Make an exact copy of the records, with the pictures left out.

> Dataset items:

----

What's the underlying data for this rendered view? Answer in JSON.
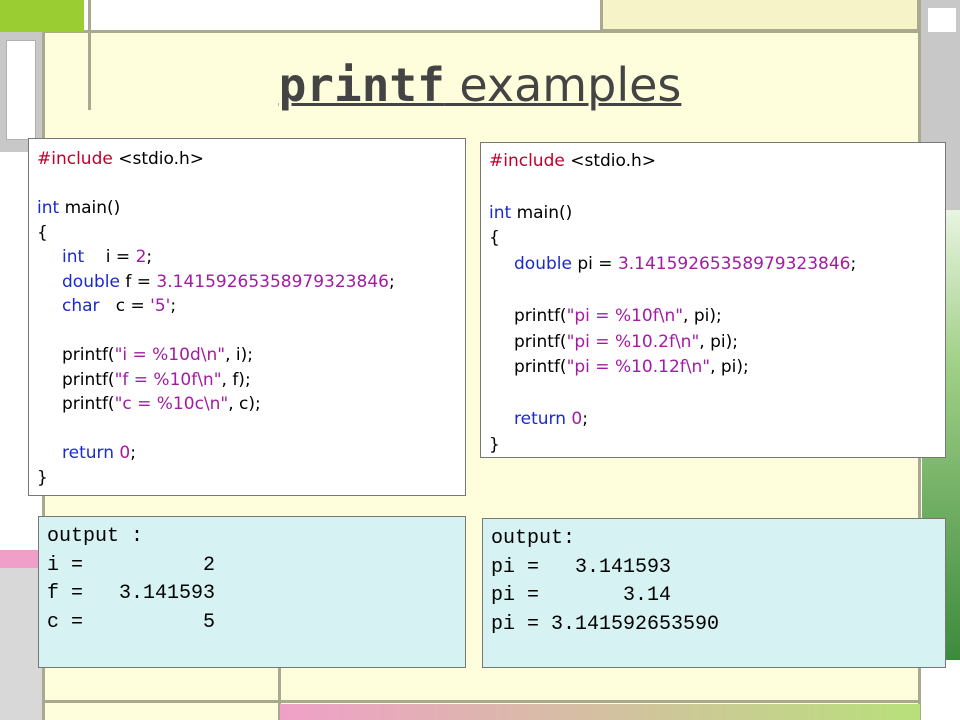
{
  "slide": {
    "title_code": "printf",
    "title_rest": " examples"
  },
  "left_code": {
    "include_kw": "#include",
    "include_hdr": " <stdio.h>",
    "main_type": "int",
    "main_name": " main()",
    "open_brace": "{",
    "l1_type": "int",
    "l1_rest": "    i = ",
    "l1_val": "2",
    "l1_end": ";",
    "l2_type": "double",
    "l2_rest": " f = ",
    "l2_val": "3.14159265358979323846",
    "l2_end": ";",
    "l3_type": "char",
    "l3_rest": "   c = ",
    "l3_val": "'5'",
    "l3_end": ";",
    "p1_a": "printf(",
    "p1_s": "\"i = %10d\\n\"",
    "p1_b": ", i);",
    "p2_a": "printf(",
    "p2_s": "\"f = %10f\\n\"",
    "p2_b": ", f);",
    "p3_a": "printf(",
    "p3_s": "\"c = %10c\\n\"",
    "p3_b": ", c);",
    "ret_kw": "return",
    "ret_val": " 0",
    "ret_end": ";",
    "close_brace": "}"
  },
  "right_code": {
    "include_kw": "#include",
    "include_hdr": " <stdio.h>",
    "main_type": "int",
    "main_name": " main()",
    "open_brace": "{",
    "d_type": "double",
    "d_rest": " pi = ",
    "d_val": "3.14159265358979323846",
    "d_end": ";",
    "p1_a": "printf(",
    "p1_s": "\"pi = %10f\\n\"",
    "p1_b": ", pi);",
    "p2_a": "printf(",
    "p2_s": "\"pi = %10.2f\\n\"",
    "p2_b": ", pi);",
    "p3_a": "printf(",
    "p3_s": "\"pi = %10.12f\\n\"",
    "p3_b": ", pi);",
    "ret_kw": "return",
    "ret_val": " 0",
    "ret_end": ";",
    "close_brace": "}"
  },
  "left_output": {
    "lines": [
      "output :",
      "i =          2",
      "f =   3.141593",
      "c =          5"
    ]
  },
  "right_output": {
    "lines": [
      "output:",
      "pi =   3.141593",
      "pi =       3.14",
      "pi = 3.141592653590"
    ]
  },
  "colors": {
    "keyword": "#1a2ad0",
    "preprocessor": "#c0002a",
    "literal": "#a31ba3",
    "output_bg": "#d6f2f2",
    "slide_bg": "#fffedc"
  }
}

----

> Task solution:
What's the underlying data for this rendered view? Answer in JSON.
{
  "slide": {
    "title_code": "printf",
    "title_rest": " examples"
  },
  "left_code": {
    "include_kw": "#include",
    "include_hdr": " <stdio.h>",
    "main_type": "int",
    "main_name": " main()",
    "open_brace": "{",
    "l1_type": "int",
    "l1_rest": "    i = ",
    "l1_val": "2",
    "l1_end": ";",
    "l2_type": "double",
    "l2_rest": " f = ",
    "l2_val": "3.14159265358979323846",
    "l2_end": ";",
    "l3_type": "char",
    "l3_rest": "   c = ",
    "l3_val": "'5'",
    "l3_end": ";",
    "p1_a": "printf(",
    "p1_s": "\"i = %10d\\n\"",
    "p1_b": ", i);",
    "p2_a": "printf(",
    "p2_s": "\"f = %10f\\n\"",
    "p2_b": ", f);",
    "p3_a": "printf(",
    "p3_s": "\"c = %10c\\n\"",
    "p3_b": ", c);",
    "ret_kw": "return",
    "ret_val": " 0",
    "ret_end": ";",
    "close_brace": "}"
  },
  "right_code": {
    "include_kw": "#include",
    "include_hdr": " <stdio.h>",
    "main_type": "int",
    "main_name": " main()",
    "open_brace": "{",
    "d_type": "double",
    "d_rest": " pi = ",
    "d_val": "3.14159265358979323846",
    "d_end": ";",
    "p1_a": "printf(",
    "p1_s": "\"pi = %10f\\n\"",
    "p1_b": ", pi);",
    "p2_a": "printf(",
    "p2_s": "\"pi = %10.2f\\n\"",
    "p2_b": ", pi);",
    "p3_a": "printf(",
    "p3_s": "\"pi = %10.12f\\n\"",
    "p3_b": ", pi);",
    "ret_kw": "return",
    "ret_val": " 0",
    "ret_end": ";",
    "close_brace": "}"
  },
  "left_output": {
    "lines": [
      "output :",
      "i =          2",
      "f =   3.141593",
      "c =          5"
    ]
  },
  "right_output": {
    "lines": [
      "output:",
      "pi =   3.141593",
      "pi =       3.14",
      "pi = 3.141592653590"
    ]
  },
  "colors": {
    "keyword": "#1a2ad0",
    "preprocessor": "#c0002a",
    "literal": "#a31ba3",
    "output_bg": "#d6f2f2",
    "slide_bg": "#fffedc"
  }
}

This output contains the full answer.